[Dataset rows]
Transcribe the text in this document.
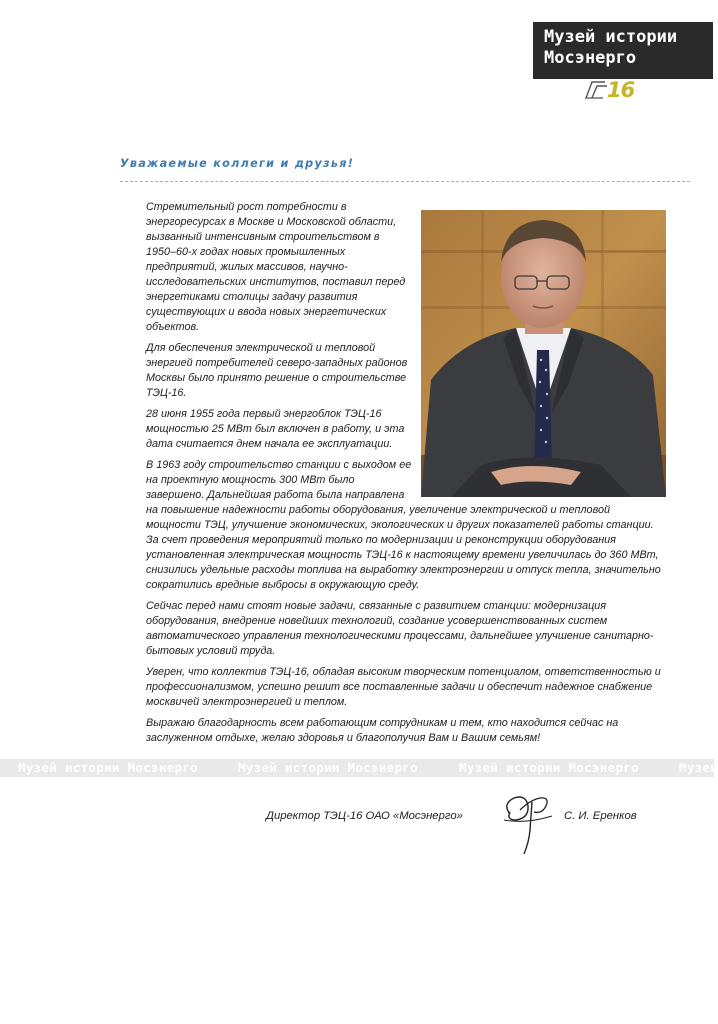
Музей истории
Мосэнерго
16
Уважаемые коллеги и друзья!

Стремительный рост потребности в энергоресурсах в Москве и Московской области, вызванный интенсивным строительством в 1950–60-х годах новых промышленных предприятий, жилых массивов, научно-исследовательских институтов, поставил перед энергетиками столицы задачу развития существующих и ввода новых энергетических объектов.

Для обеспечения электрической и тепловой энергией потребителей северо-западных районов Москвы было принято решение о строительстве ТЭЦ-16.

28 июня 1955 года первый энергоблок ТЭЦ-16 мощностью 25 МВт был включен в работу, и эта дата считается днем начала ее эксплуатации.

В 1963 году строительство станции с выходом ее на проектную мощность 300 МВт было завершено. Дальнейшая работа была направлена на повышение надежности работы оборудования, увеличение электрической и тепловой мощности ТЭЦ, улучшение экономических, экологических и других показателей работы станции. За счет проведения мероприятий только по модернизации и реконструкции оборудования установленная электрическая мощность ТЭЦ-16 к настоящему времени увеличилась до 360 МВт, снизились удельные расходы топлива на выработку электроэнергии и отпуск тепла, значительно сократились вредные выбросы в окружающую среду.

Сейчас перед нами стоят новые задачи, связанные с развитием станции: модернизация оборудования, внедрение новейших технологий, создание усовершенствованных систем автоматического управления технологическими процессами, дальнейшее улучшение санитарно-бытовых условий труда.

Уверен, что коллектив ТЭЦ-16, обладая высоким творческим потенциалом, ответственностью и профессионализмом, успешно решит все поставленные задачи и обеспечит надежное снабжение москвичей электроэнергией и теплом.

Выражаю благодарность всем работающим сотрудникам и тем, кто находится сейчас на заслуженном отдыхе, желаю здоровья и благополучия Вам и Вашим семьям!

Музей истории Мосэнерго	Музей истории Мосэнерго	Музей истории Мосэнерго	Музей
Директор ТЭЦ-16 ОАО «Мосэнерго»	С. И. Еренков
---
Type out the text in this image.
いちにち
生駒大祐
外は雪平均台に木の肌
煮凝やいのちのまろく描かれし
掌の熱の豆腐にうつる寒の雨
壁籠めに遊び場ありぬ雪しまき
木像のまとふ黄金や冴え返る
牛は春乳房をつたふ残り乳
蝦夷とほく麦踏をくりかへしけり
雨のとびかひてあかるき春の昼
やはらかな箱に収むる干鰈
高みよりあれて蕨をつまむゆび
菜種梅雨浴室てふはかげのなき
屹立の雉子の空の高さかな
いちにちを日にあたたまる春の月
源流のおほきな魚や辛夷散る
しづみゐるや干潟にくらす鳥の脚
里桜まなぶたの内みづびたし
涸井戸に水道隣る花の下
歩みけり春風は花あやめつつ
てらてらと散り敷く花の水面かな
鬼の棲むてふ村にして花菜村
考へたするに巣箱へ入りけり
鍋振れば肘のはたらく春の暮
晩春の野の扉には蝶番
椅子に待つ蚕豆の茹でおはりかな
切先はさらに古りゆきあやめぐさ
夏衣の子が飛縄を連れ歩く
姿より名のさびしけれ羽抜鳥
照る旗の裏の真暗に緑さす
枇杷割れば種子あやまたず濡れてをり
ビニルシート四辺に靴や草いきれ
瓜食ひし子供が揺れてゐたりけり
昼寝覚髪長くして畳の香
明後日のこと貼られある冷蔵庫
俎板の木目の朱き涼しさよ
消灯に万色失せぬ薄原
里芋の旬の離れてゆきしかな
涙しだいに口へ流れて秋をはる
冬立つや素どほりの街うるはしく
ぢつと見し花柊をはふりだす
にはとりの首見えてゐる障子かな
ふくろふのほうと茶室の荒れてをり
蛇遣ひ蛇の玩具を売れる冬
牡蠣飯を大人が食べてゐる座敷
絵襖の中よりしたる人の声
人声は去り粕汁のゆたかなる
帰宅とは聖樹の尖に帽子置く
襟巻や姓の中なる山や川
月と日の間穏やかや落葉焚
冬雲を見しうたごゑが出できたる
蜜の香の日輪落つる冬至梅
* * *
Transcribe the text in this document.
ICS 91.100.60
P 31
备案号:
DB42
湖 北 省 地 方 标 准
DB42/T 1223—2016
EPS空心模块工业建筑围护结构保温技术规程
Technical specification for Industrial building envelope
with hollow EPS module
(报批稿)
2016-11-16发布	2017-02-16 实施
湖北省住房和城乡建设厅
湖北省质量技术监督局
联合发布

● GIVEN REQUEST
Whenever "перед" turns up in a line, pick that line out.

● OUTPUT OF THE TASK
Стремительный рост потребности в энергоресурсах в Москве и Московской области, вызванный интенсивным строительством в 1950–60-х годах новых промышленных предприятий, жилых массивов, научно-исследовательских институтов, поставил перед энергетиками столицы задачу развития существующих и ввода новых энергетических объектов.
Сейчас перед нами стоят новые задачи, связанные с развитием станции: модернизация оборудования, внедрение новейших технологий, создание усовершенствованных систем автоматического управления технологическими процессами, дальнейшее улучшение санитарно-бытовых условий труда.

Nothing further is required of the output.